== Trecho selecionado ==

Segundo filósofo francês Gilles Lipovetsky, a leveza é a máxima aspiração humana atual a sociedade contemporânea está se movendo sob o imperativo da leveza. Este é o novo tema do filósofo francês Gilles Lipovetsky, de 72 anos, um pensador que já escreveu sobre vários assuntos desprezados por muitos de seus colegas, como a moda e o luxo, e cunhou os termos "era do vazio" e "era hipermoderna". Em "Da Leveza, Rumo a uma Civilização Sem Peso" (Ed. Amarilys), ele analisa como o leve tornou-se a máxima aspiração humana e impôs-se em tudo: tecnologia, economia, publicidade, arquitetura, esporte, arte e política. Sem demonizar o seu tema, mas desvendando o seu uso muito além de um nível de moderação, ele sentencia nesta entrevista ao Valor: "O excesso de leveza prejudica a sociedade, a vida não pode ser leve em tudo".

Valor: Qual a origem desta "civilização da leveza"? 

Gilles Lipovetsky: O progresso tecnológico. Ele permitiu a fabricação de materiais cada vez mais leves. Máquinas que consomem cada vez menos energia. É um fator econômico. Temos aviões e carros mais velozes, mas mais leves. Enquanto no passado a leveza era apenas imaginária, hoje a ciência a faz real. Outro exemplo são os drones ou os smartphones de 200 gramas dentro de nossos bolsos que nos permitem contato com todo o universo! O segundo fator é a relação que temos hoje com os nossos corpos. Tudo condena a gordura e o peso. O corpo pesado é contra a beleza e a saúde.

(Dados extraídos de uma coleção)
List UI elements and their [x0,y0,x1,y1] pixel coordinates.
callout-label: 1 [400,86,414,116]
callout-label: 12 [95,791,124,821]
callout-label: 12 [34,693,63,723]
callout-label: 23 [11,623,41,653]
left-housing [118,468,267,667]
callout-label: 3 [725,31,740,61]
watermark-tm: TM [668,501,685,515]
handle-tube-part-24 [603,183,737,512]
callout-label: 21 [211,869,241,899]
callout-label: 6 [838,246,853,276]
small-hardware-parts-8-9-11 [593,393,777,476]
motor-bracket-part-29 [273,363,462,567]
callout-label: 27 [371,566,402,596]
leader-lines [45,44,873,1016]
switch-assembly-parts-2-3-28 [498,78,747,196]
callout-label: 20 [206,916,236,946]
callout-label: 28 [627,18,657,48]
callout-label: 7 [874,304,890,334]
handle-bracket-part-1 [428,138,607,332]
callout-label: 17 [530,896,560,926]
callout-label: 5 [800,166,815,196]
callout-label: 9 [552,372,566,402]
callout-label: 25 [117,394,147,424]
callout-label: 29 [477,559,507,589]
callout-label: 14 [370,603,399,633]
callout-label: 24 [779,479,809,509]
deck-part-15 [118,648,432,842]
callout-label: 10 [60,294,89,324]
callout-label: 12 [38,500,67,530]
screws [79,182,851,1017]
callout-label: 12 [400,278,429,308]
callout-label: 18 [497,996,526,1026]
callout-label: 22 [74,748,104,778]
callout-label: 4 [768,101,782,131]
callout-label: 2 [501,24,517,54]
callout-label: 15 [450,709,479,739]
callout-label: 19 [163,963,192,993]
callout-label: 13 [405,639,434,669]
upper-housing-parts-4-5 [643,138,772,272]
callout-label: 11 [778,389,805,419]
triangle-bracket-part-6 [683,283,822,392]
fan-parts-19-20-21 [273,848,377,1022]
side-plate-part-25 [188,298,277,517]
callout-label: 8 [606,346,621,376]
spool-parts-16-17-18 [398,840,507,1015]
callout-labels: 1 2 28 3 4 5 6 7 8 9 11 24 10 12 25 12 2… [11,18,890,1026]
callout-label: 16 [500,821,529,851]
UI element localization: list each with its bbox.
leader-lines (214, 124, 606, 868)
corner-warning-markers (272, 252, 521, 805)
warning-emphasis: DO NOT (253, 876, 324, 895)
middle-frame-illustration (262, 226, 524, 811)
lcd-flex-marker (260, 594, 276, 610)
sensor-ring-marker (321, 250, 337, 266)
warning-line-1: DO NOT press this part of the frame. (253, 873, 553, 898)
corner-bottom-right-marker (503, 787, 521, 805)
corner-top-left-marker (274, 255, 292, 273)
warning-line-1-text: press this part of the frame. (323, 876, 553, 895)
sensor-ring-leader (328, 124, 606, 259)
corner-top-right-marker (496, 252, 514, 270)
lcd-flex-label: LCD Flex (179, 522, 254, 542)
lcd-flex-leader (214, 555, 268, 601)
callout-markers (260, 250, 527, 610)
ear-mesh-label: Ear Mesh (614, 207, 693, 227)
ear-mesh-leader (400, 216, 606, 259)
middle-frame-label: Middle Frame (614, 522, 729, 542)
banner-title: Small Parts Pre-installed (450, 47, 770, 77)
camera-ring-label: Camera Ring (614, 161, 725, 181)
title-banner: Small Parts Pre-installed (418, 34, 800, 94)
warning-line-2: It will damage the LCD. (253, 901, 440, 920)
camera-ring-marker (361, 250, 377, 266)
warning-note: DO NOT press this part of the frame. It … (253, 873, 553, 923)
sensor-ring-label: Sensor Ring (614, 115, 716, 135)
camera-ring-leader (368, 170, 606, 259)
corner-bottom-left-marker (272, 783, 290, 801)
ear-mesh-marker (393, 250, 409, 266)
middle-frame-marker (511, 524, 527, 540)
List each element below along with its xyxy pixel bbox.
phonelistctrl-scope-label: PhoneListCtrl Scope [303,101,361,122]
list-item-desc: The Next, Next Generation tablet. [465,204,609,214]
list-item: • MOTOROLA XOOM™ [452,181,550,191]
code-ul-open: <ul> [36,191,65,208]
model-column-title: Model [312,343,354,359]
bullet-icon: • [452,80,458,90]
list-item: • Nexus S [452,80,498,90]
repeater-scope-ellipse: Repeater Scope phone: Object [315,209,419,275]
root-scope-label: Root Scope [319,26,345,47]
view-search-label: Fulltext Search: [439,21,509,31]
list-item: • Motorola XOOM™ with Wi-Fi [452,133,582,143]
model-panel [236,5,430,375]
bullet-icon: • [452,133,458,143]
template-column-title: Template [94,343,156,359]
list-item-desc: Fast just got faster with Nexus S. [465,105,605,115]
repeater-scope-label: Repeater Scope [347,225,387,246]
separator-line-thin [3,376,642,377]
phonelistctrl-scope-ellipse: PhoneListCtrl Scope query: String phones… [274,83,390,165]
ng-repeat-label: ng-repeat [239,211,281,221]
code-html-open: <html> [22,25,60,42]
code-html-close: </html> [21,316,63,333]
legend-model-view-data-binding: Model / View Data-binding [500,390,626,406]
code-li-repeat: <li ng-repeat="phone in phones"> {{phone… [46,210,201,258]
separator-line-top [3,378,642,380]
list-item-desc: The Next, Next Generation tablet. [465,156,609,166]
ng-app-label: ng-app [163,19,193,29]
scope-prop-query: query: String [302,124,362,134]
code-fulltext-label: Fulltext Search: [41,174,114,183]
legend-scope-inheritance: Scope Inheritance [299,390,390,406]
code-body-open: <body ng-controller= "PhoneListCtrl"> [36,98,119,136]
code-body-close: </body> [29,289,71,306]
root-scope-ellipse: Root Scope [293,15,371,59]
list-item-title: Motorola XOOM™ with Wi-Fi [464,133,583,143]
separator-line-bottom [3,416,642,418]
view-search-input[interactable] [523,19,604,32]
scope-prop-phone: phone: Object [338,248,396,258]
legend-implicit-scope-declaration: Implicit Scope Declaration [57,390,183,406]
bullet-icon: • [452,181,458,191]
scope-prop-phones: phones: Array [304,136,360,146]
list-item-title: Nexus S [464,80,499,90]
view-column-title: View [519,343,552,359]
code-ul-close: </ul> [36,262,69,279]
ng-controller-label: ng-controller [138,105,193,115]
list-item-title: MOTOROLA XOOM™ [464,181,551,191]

== Pedido escrito 1 ==
Atualize o trecho da entrevista sobre a civilização da leveza, de "Gilles Lipovetsky: O" até "beleza e a saúde.", inclusive, substituindo "drones" por "tablets".
== Pedido escrito 2 ==
Leve adiante a entrevista sobre a civilização da leveza a partir do ponto em que ela termina.
Não é preciso usar os registros.

== Resposta final 1 ==
Gilles Lipovetsky: O progresso tecnológico. Ele permitiu a fabricação de materiais cada vez mais leves. Máquinas que consomem cada vez menos energia. É um fator econômico. Temos aviões e carros mais velozes, mas mais leves. Enquanto no passado a leveza era apenas imaginária, hoje a ciência a faz real. Outro exemplo são os tablets ou os smartphones de 200 gramas dentro de nossos bolsos que nos permitem contato com todo o universo! O segundo fator é a relação que temos hoje com os nossos corpos. Tudo condena a gordura e o peso. O corpo pesado é contra a beleza e a saúde.

== Resposta final 2 ==
Valor: Embora vivamos uma epidemia de obesidade...

Lipovetsky: O grande paradoxo é que, quanto mais consagramos a magreza, mais existem pessoas obesas. Existem 40% de norte-americanos acima do peso. Mais complexa é a questão quando há uma crescente paixão pelos esportes de deslizamento, surfe, skate, esqui, ou aéreos, que dão a sensação de leveza. Eles estão de acordo com o grande sonho da humanidade: voar. O terceiro fator, talvez o mais relevante, é o capitalismo de consumo. Ele é totalmente baseado na leveza. Eu chamo de "capitalismo de sedução". Ele celebra os valores leves: o prazer, a felicidade, a vida privada, o divertimento, as viagens... A leveza tornou-se um elemento essencial do crescimento econômico por meio do consumo. Ela não é mais um sonho, uma busca estética, é o "core" da tecnologia e, consequentemente, da economia.

Valor: Como a busca pela leveza altera o comportamento do consumidor?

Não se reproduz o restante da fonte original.